Records:
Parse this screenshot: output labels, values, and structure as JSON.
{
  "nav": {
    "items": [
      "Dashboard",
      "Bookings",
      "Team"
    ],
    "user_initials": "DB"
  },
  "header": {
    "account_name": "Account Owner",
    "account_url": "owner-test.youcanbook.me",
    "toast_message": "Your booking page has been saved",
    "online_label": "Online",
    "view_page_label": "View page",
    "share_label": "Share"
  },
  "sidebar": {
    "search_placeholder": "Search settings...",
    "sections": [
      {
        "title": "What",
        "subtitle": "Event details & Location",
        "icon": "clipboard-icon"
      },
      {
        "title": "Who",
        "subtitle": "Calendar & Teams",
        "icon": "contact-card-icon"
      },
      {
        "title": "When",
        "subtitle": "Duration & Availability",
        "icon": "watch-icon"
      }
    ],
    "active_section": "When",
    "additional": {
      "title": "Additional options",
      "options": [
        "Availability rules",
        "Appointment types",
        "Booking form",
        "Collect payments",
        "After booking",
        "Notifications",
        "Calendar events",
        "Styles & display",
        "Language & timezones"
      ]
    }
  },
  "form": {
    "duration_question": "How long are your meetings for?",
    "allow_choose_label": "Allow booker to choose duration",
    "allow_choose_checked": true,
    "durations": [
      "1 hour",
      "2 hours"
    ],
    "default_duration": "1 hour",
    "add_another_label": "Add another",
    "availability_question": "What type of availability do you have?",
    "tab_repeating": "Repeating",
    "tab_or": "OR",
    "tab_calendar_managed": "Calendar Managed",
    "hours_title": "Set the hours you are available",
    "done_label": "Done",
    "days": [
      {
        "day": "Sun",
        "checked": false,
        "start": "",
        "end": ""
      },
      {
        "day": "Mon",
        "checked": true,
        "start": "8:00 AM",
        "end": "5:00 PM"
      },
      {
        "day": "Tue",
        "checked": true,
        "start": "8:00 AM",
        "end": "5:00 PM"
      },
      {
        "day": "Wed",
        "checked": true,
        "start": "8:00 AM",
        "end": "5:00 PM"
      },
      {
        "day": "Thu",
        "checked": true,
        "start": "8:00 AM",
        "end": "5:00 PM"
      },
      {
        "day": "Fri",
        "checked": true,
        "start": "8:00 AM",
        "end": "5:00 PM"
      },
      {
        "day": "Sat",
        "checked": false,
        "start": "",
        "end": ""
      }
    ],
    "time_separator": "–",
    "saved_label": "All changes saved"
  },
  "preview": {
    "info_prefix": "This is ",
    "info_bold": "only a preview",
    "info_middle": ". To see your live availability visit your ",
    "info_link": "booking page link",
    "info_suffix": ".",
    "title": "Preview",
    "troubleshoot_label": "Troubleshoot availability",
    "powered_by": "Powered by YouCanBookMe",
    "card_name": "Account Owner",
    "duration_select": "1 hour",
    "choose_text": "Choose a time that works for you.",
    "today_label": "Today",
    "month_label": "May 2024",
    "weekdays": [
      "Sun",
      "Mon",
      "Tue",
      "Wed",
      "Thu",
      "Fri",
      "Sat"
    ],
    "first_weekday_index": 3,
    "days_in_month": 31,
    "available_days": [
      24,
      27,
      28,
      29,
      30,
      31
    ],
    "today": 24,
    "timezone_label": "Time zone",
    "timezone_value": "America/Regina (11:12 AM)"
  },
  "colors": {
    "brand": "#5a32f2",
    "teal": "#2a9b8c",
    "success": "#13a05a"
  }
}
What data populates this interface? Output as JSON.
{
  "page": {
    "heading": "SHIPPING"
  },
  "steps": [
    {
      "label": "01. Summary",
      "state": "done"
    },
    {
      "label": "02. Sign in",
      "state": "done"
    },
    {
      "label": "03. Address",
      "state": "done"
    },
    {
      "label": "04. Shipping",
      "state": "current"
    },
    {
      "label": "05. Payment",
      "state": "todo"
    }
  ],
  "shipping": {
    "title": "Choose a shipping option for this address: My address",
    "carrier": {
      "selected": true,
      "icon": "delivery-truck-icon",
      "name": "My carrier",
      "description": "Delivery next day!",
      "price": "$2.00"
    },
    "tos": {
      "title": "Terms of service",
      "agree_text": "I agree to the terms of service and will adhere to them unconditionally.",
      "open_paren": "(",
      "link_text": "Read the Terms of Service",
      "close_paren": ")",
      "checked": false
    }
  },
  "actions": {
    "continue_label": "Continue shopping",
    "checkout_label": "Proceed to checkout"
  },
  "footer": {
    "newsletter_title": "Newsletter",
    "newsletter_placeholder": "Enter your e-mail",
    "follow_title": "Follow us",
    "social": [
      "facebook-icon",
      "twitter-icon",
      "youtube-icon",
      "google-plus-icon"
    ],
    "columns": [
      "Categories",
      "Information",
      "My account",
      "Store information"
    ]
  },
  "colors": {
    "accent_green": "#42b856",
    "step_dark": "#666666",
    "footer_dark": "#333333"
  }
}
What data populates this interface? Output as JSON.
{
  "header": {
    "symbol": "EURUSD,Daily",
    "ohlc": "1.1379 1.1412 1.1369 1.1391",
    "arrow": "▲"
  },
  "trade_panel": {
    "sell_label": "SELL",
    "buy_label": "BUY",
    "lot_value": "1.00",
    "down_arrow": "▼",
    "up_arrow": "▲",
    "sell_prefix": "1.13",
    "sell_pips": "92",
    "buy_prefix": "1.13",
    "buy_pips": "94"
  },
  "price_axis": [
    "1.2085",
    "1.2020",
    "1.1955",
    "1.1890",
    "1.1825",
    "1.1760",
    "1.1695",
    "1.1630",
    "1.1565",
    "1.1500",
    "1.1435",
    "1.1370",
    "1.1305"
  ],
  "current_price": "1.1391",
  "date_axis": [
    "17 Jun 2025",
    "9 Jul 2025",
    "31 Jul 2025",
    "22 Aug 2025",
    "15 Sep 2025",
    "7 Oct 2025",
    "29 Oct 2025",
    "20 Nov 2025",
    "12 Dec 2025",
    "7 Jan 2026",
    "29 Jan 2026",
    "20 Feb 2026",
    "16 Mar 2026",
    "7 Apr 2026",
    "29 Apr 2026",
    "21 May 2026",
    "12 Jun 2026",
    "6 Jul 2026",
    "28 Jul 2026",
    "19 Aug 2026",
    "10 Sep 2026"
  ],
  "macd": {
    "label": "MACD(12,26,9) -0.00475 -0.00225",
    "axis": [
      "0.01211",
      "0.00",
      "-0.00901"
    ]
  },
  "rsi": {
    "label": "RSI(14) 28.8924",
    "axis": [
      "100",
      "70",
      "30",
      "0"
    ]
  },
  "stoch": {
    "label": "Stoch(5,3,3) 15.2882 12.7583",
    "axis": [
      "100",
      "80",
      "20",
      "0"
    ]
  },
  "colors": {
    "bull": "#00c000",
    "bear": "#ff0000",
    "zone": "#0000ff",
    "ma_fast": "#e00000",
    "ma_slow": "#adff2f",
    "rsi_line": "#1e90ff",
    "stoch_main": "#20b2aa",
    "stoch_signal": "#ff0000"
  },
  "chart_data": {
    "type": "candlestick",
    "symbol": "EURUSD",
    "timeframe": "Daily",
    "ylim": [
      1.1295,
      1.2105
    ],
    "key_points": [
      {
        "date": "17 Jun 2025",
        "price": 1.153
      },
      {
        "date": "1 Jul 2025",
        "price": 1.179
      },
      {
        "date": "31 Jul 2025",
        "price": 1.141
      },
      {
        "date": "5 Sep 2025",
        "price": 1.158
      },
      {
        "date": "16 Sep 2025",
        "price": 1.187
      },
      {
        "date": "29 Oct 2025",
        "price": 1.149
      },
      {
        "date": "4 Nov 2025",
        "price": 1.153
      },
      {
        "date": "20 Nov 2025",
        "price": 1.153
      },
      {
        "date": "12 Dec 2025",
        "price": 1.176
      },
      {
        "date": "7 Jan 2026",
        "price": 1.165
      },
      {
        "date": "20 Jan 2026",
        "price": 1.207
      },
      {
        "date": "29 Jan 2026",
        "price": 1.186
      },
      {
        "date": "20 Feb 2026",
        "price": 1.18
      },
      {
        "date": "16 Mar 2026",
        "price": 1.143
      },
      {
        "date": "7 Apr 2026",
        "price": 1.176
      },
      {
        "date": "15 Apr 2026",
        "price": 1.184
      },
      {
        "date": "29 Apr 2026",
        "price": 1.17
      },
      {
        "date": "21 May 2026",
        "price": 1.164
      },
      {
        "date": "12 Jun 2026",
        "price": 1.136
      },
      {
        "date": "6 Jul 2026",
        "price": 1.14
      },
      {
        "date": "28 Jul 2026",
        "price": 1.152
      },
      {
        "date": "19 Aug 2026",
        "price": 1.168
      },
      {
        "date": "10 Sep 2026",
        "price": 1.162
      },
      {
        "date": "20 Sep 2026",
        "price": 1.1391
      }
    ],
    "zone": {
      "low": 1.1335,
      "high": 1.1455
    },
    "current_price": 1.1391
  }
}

Instructions to follow:
Point out every line holding the string "page" and copy it.

The result:
    "toast_message": "Your booking page has been saved",
    "view_page_label": "View page",
    "info_link": "booking page link",
  "page": {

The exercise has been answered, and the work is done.